▸ **DIRECTIONS FOR THIS TASK**:
Search the data for the string "NPTEL" and gather each line it is in.
────────
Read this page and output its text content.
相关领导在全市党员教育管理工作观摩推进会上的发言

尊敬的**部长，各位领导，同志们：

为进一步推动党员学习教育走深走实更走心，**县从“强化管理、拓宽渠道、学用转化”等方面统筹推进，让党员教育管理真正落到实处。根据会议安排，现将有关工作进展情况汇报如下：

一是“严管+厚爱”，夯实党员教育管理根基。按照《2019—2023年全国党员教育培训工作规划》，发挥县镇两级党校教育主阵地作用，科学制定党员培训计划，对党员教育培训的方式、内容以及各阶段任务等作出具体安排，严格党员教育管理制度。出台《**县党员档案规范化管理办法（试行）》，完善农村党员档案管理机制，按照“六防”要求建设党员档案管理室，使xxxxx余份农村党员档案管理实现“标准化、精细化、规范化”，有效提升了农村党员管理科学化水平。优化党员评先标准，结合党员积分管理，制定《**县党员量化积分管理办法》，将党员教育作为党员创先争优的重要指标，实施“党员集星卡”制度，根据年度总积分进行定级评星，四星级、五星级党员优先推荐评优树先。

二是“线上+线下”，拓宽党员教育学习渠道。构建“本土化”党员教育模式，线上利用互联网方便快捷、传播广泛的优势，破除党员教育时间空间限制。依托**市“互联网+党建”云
────────
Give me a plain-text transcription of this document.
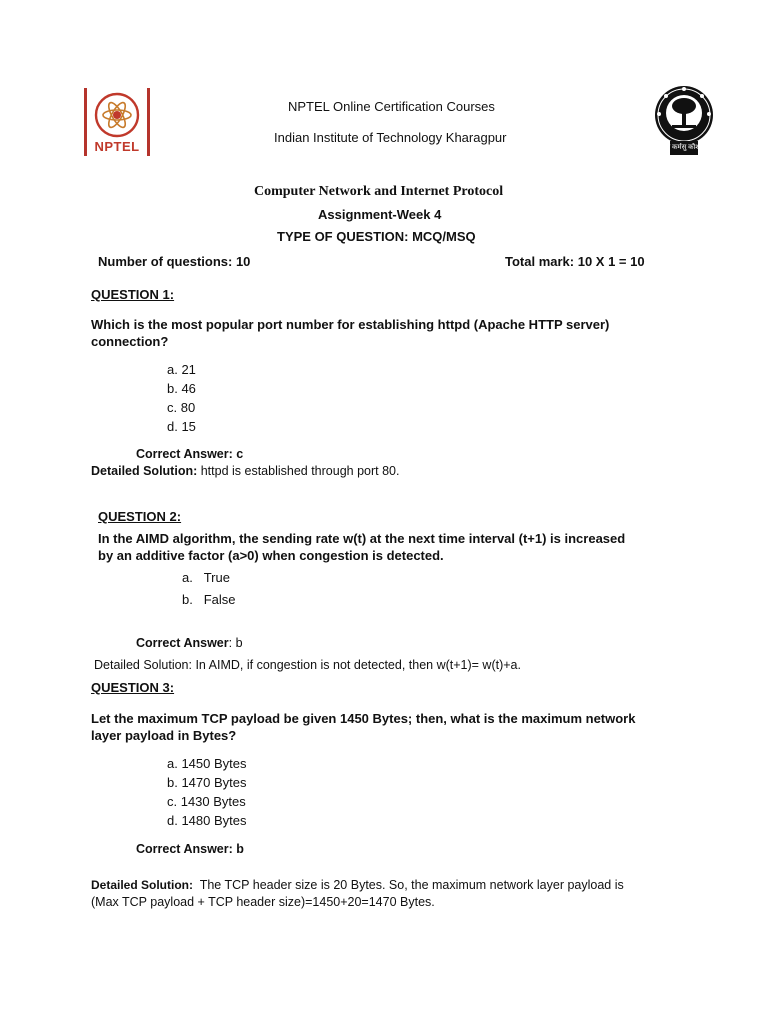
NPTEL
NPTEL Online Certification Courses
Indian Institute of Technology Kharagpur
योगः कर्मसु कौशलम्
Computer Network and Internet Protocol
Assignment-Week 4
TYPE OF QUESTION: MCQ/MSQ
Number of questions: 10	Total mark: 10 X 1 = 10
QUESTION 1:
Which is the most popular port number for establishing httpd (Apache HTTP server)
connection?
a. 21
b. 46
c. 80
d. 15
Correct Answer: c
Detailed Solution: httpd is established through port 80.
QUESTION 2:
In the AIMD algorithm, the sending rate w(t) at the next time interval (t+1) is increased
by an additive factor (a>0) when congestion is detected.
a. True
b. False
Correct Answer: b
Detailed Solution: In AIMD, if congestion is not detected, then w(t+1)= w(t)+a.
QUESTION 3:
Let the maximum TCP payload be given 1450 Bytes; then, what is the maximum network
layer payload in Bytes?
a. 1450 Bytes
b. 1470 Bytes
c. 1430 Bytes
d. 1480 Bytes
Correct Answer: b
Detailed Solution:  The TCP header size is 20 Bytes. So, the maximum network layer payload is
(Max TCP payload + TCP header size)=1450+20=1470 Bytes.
────────
▸ **SOLUTION BELOW**:
NPTEL
NPTEL Online Certification Courses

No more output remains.